[Website and app data records]
= Beginning of Section =
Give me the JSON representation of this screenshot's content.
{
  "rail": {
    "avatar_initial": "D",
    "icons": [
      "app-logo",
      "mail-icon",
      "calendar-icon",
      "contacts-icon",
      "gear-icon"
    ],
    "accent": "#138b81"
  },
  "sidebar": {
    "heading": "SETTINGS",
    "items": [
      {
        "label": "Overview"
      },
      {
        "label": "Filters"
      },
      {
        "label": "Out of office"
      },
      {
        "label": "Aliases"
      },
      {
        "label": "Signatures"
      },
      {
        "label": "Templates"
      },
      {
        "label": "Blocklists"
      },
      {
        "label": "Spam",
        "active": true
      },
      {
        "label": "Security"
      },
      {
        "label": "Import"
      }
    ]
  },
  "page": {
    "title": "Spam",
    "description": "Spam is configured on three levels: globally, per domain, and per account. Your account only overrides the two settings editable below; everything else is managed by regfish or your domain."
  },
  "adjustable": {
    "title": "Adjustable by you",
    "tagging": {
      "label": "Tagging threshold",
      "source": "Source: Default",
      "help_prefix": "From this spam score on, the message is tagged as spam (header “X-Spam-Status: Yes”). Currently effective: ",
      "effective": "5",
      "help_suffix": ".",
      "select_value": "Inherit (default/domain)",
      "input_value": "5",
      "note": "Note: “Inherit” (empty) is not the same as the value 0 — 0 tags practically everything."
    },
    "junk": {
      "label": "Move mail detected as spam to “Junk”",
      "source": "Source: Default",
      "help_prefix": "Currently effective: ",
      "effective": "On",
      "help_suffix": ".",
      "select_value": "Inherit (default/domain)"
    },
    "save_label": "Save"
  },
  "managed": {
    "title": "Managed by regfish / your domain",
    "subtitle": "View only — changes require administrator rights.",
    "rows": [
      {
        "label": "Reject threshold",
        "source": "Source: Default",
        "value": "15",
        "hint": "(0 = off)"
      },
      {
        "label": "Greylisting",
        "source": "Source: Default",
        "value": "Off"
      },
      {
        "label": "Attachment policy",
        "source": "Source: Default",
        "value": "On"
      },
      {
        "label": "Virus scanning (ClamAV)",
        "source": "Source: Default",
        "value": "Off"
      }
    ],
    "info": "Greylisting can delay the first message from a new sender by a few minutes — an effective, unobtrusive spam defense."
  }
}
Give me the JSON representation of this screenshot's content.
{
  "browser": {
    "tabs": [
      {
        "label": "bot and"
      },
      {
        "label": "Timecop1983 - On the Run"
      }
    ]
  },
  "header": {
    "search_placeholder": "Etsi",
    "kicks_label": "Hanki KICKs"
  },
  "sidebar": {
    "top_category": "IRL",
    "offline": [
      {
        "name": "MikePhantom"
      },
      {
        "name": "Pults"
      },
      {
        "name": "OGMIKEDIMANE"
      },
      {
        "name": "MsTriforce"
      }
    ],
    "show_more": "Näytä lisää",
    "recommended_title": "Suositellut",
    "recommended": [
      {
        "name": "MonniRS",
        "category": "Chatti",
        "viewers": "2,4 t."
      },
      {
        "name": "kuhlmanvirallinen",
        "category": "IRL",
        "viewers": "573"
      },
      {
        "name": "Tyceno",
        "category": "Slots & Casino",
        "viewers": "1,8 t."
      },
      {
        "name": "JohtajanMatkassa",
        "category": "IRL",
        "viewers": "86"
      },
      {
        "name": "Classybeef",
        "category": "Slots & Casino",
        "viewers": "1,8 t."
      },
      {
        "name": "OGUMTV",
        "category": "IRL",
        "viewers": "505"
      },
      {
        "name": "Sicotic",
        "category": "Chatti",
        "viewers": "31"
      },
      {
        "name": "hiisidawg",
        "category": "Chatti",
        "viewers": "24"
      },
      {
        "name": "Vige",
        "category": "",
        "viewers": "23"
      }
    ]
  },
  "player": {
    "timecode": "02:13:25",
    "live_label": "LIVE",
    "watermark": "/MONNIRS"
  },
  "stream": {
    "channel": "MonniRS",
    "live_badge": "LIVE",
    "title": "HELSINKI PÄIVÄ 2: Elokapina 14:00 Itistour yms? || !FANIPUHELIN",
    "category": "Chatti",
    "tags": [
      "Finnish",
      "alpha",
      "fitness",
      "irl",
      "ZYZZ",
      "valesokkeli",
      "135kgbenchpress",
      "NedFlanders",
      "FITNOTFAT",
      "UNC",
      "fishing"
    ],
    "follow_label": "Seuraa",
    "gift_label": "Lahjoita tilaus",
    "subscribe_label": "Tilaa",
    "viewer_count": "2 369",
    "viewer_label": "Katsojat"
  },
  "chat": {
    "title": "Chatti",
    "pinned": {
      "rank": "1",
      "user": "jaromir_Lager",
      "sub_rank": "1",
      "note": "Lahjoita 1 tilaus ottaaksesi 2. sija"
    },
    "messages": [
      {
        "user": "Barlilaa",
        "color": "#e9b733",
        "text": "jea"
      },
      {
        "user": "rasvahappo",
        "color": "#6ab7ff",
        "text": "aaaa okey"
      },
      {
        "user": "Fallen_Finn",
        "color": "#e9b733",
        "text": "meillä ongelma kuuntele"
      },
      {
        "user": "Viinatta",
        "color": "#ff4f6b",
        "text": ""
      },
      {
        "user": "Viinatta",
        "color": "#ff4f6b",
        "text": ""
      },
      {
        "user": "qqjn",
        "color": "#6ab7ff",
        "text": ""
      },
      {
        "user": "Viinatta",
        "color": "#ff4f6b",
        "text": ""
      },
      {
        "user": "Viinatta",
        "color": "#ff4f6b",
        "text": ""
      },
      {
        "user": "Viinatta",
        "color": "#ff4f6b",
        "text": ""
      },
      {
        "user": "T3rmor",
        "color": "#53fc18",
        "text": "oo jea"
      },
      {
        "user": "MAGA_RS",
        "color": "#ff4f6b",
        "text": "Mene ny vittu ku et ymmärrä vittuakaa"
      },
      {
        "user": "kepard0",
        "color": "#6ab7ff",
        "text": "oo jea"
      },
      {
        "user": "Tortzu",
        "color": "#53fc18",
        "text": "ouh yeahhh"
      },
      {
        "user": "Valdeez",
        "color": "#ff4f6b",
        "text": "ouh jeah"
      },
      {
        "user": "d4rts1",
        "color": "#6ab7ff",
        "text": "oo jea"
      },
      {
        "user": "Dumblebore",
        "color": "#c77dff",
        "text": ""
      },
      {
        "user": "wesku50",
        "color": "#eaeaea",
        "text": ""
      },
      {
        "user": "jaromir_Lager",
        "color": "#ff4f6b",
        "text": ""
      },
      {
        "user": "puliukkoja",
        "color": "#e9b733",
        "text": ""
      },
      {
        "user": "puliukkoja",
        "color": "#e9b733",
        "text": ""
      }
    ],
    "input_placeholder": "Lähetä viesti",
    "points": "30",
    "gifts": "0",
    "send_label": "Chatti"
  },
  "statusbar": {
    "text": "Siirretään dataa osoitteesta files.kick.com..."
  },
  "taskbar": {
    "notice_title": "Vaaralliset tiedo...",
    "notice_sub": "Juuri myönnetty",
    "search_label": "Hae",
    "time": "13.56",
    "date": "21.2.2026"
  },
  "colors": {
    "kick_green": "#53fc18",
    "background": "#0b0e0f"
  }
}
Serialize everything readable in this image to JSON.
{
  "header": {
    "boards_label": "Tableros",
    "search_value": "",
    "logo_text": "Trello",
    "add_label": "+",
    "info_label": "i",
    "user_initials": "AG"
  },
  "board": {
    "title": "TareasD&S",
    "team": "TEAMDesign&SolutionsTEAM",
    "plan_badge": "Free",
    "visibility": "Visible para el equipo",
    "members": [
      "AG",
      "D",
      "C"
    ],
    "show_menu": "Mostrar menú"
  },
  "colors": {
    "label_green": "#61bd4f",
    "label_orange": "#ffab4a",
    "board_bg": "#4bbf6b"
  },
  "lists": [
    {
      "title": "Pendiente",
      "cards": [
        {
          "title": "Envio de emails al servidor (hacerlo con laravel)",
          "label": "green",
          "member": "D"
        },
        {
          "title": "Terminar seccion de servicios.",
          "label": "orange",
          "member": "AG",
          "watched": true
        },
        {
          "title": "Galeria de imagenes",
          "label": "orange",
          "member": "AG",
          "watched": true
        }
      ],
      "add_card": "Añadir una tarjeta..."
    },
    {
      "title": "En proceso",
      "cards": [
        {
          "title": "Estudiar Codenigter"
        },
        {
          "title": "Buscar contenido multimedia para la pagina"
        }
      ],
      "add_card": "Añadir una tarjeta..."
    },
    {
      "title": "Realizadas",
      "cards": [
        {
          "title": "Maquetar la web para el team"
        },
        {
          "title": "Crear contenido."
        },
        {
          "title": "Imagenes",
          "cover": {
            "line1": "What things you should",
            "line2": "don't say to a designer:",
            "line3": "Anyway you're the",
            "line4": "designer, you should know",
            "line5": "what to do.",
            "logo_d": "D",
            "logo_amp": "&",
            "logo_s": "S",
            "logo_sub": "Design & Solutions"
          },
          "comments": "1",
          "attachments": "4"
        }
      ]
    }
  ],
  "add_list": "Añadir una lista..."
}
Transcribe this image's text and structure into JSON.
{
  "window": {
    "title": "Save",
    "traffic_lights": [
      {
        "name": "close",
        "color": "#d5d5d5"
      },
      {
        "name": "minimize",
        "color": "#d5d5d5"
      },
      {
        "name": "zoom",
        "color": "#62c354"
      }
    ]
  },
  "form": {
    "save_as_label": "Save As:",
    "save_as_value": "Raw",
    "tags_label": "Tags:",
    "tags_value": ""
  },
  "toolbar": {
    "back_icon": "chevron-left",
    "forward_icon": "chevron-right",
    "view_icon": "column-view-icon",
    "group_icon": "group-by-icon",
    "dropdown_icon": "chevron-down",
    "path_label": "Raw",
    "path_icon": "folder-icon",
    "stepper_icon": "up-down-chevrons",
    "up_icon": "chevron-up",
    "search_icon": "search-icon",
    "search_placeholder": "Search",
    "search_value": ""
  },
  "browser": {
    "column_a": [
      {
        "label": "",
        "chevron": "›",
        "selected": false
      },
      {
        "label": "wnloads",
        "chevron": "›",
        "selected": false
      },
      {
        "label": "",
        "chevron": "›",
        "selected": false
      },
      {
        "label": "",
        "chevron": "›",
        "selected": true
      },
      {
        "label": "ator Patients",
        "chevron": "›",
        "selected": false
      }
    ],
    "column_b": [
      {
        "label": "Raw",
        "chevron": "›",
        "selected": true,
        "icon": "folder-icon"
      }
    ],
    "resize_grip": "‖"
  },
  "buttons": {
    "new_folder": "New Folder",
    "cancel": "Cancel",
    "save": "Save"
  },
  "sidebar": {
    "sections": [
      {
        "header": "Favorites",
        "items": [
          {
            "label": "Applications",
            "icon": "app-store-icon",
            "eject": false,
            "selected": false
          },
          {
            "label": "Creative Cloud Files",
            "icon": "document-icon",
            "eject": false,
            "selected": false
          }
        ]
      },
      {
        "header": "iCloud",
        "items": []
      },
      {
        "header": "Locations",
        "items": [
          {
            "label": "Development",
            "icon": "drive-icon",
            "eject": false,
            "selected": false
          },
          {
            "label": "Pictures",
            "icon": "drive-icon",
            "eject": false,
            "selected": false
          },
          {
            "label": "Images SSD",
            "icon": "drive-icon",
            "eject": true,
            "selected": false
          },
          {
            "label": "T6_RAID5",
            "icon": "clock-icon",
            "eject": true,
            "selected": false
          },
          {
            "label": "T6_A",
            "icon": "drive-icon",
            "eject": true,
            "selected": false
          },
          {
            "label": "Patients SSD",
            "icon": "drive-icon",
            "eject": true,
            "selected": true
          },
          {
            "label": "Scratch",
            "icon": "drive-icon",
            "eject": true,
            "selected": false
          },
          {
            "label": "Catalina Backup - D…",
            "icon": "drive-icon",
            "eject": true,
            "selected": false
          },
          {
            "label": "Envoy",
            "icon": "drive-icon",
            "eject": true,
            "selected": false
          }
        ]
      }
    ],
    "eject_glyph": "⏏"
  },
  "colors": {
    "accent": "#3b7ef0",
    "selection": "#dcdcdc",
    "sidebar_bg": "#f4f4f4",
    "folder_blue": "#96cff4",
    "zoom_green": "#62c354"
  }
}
= End of Section =
■ **EXERCISE BRIEF**
Set apart and copy each line of the records that holds the word "Currently".

■ **COMPLETED TASK**
      "help_prefix": "From this spam score on, the message is tagged as spam (header “X-Spam-Status: Yes”). Currently effective: ",
      "help_prefix": "Currently effective: ",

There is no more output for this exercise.